> **CHALLENGE A**
Can you reproduce the part of the k-connectivity text starting at "Generally, the research" and ending at "deploy k-connected networks."?
---------- DOCUMENT
Generally, the research on k-connectivity focuses on establishment, detection or restoration problems. In the k-connectivity establishment problem, the aim is to deploy k-connected WSNs with a given number of nodes. The sensor nodes are placed using predefined rules or with specific patterns [24,25,26,27,28,29,30] and calculating precise communication power to set the transmission range of the motes [31,32,33,34,35,36,37] are the main methods used to deploy k-connected networks.

In the k-connectivity detection problem, we try to find (detect) the k value of the WSN. There are various algorithms that can detect the k of a given graph in polynomial time [38,39]. There are some other approaches that input a k and ensure that the provided network is k-connected [39,40]. The distributed k-connectivity approaches find an estimation of k [41,42,43,44,45] or determine the exact k value by sending extra messages [46].

The aim of k-connectivity restoration is to preserve the k-connectivity of the WSN after losing some motes. Deploying new motes [47,48,49,50,51,52], extending the transmission ranges [53] and moving the available motes [54,55,56,57,58,59] are significant approaches to connectivity restoration. Most of the proposed approaches restore 1-connectivity after failure in a cut vertex [54,55,57,58,59,60]. This paper focuses on the movement-based k-connectivity restoration problem.

To restore the k-connectivity of a given WSN, an algorithm named MCCR has been proposed in [56]. This algorithm uses maximum weighted matching and k-connectivity test algorithms to output optimal movements. After failure in a node, the MCCR algorithm constructs a P set from the position of all motes and another set V of operating nodes. Therefore, we have $\left|P\right|=1+\left|V\right|$. The MCCR algorithm deletes a position from P and checks whether the remaining positions form a k-connected graph. If the remaining positions create a k-connected network, the MCCR generates a matching over the sets P and V by creating an edge between each node and its neighbor positions. After that, the algorithm discovers the maximum weighted matching in the obtained bipartite graph. In this graph, the weights of the edges among each $v\in V$ and $p\in P$ are set as the reciprocal of the moving cost of node v to the position p. This operation continues for all positions and finally, the match with the highest value is chosen as the optimum movement. If removing every position from P violates the k-connectivity of the graph, MCCR concludes that, with the remaining active nodes, k-connectivity restoration is impossible. Considering that the matching algorithm’s time complexity is $O\left(n^3\right)$ [61] and the fastest k-connectivity testing the algorithm’s time complexity is $O\left(mnk\right)$ [39], the time complexity of MCCR will be $O(n\times max\{mnk,n^3\})$.
--------------------
---------- DATASET EXCERPTS
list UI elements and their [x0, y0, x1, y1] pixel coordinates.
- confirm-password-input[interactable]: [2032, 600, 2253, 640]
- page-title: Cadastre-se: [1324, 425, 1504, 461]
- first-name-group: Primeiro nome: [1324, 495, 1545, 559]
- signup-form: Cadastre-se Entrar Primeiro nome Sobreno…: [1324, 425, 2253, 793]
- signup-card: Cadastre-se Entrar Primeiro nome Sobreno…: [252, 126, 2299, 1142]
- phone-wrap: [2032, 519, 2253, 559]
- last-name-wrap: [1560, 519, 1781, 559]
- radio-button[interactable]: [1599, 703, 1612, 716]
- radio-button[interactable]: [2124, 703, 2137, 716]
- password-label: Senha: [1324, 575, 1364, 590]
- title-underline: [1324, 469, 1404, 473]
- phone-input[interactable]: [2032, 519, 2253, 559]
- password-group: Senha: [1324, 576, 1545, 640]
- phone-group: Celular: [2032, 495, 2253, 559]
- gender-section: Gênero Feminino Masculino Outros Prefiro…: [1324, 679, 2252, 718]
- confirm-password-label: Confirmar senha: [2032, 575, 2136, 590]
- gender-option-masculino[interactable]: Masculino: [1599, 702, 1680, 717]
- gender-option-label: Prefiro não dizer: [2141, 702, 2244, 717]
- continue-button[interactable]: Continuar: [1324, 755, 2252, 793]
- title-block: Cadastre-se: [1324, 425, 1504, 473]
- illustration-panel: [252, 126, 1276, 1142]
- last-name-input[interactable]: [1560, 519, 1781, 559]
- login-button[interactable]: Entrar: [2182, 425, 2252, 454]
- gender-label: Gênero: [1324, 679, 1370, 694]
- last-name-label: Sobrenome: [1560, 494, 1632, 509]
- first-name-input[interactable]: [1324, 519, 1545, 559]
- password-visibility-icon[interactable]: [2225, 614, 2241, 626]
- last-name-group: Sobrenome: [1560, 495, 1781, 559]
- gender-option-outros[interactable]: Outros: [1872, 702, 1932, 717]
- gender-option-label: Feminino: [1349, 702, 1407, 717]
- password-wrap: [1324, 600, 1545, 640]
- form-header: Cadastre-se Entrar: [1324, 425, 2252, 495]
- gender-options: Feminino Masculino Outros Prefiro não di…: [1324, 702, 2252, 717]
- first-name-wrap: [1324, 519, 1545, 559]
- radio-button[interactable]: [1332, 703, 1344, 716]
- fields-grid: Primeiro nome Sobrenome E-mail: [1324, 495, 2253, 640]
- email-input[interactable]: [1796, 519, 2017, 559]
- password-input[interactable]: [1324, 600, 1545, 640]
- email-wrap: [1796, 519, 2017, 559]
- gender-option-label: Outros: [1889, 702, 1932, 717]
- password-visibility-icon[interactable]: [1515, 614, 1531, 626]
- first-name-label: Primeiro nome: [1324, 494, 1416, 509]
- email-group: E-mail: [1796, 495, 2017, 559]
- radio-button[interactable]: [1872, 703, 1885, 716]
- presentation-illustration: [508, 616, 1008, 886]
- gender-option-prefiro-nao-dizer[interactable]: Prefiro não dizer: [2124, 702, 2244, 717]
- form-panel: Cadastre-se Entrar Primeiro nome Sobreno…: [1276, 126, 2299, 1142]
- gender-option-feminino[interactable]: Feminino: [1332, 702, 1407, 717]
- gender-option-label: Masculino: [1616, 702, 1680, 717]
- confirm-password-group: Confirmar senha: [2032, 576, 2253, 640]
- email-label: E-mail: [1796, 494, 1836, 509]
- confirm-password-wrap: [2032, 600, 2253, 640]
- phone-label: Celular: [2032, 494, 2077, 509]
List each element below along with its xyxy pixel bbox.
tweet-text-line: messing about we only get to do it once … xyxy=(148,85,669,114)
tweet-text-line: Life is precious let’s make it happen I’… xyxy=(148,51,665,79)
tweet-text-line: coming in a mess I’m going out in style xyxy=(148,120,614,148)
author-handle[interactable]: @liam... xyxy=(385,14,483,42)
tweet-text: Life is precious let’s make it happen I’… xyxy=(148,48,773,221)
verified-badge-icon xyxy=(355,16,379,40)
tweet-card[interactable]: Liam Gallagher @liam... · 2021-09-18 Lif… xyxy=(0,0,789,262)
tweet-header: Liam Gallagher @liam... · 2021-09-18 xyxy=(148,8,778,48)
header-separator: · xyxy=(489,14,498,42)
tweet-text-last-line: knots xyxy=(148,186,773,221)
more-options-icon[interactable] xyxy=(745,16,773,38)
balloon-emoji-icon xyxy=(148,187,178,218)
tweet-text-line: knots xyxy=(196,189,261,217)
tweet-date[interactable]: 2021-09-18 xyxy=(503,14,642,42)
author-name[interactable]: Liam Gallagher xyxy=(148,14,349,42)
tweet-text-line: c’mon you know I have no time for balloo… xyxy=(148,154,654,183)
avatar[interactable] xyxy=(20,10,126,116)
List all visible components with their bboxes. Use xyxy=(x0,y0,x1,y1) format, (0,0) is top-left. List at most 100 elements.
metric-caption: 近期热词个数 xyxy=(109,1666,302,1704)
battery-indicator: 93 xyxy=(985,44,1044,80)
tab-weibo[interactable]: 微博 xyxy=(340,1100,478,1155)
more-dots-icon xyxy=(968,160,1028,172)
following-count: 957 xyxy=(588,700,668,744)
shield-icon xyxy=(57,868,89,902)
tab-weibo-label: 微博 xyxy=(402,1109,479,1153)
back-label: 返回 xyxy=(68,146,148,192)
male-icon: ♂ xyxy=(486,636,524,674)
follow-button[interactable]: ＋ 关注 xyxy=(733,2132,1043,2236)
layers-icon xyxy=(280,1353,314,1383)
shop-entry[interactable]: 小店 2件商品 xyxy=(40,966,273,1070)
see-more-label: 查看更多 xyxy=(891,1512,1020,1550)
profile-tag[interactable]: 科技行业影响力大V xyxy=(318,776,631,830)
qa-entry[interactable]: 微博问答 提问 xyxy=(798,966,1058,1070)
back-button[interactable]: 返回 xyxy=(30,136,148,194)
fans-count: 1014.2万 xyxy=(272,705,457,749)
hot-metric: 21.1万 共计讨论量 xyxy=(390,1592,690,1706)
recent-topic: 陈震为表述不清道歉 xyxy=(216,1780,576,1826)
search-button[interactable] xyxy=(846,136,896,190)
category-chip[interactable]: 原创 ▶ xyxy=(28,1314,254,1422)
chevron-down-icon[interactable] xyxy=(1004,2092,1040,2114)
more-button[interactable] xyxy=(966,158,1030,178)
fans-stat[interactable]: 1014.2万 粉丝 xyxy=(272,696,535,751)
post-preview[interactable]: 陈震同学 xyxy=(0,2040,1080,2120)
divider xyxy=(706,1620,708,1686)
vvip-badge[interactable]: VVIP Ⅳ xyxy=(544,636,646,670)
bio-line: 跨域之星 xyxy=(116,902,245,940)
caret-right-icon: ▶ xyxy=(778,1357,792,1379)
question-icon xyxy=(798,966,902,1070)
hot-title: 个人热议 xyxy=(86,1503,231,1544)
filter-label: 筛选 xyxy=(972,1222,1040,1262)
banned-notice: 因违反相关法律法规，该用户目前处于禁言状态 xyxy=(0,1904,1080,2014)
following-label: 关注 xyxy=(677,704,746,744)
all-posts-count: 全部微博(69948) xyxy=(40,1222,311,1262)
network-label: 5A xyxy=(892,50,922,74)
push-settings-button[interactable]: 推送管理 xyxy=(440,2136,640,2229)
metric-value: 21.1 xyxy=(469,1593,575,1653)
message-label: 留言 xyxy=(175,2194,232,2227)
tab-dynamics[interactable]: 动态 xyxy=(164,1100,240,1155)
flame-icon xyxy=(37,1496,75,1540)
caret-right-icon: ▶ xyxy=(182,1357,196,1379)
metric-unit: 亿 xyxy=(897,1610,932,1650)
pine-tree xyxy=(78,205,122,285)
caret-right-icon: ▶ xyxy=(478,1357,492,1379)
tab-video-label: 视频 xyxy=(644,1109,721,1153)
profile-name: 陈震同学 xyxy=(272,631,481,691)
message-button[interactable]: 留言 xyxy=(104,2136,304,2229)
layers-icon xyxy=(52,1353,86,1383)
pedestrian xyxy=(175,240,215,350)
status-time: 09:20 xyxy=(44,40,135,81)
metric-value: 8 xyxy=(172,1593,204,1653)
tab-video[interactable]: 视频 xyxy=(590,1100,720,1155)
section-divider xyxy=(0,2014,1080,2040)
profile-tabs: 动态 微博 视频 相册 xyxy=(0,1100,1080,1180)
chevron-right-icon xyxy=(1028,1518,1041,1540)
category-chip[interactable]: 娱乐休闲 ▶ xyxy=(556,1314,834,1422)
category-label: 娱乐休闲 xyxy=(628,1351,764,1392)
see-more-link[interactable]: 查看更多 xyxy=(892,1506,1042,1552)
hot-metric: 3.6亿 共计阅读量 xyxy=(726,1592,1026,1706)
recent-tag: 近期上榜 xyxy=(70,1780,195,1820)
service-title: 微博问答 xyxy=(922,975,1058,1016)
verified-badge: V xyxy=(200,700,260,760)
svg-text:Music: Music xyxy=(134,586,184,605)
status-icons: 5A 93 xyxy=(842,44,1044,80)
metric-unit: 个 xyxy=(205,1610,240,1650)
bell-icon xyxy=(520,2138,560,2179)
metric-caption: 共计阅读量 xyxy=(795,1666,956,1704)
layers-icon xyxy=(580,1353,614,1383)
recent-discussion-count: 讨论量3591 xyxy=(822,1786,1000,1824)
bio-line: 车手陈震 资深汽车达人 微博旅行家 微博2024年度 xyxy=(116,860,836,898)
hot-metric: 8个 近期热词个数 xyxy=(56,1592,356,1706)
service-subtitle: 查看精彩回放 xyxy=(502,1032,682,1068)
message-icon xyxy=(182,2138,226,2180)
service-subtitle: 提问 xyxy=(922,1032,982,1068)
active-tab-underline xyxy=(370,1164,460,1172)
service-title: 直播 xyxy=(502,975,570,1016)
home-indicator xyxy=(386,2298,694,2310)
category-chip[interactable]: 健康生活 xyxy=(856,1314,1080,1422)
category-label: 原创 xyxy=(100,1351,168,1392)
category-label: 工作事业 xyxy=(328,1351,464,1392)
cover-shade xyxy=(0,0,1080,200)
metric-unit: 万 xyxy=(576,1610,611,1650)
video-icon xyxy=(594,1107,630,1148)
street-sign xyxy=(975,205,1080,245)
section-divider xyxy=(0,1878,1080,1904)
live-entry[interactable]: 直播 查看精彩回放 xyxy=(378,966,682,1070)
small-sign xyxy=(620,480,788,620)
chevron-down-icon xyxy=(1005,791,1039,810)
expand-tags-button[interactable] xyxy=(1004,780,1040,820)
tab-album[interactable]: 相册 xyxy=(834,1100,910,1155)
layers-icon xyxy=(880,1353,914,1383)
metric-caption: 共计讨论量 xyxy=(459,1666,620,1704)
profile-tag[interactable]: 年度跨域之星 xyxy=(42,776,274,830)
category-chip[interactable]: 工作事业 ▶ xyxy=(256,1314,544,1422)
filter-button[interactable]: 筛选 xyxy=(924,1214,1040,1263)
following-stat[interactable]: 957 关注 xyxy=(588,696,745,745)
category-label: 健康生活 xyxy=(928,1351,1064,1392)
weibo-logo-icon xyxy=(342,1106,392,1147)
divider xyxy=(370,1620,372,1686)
--------------------
> **CHALLENGE B**
Which lines in the entries contain the string "健康生活"? List each of them in full.

> **TASK RESPONSE A**
Generally, the research on k-connectivity focuses on establishment, detection or restoration problems. In the k-connectivity establishment problem, the aim is to deploy k-connected WSNs with a given number of nodes. The sensor nodes are placed using predefined rules or with specific patterns [24,25,26,27,28,29,30] and calculating precise communication power to set the transmission range of the motes [31,32,33,34,35,36,37] are the main methods used to deploy k-connected networks.

> **TASK RESPONSE B**
category-chip[interactable]: 健康生活 xyxy=(856,1314,1080,1422)
category-label: 健康生活 xyxy=(928,1351,1064,1392)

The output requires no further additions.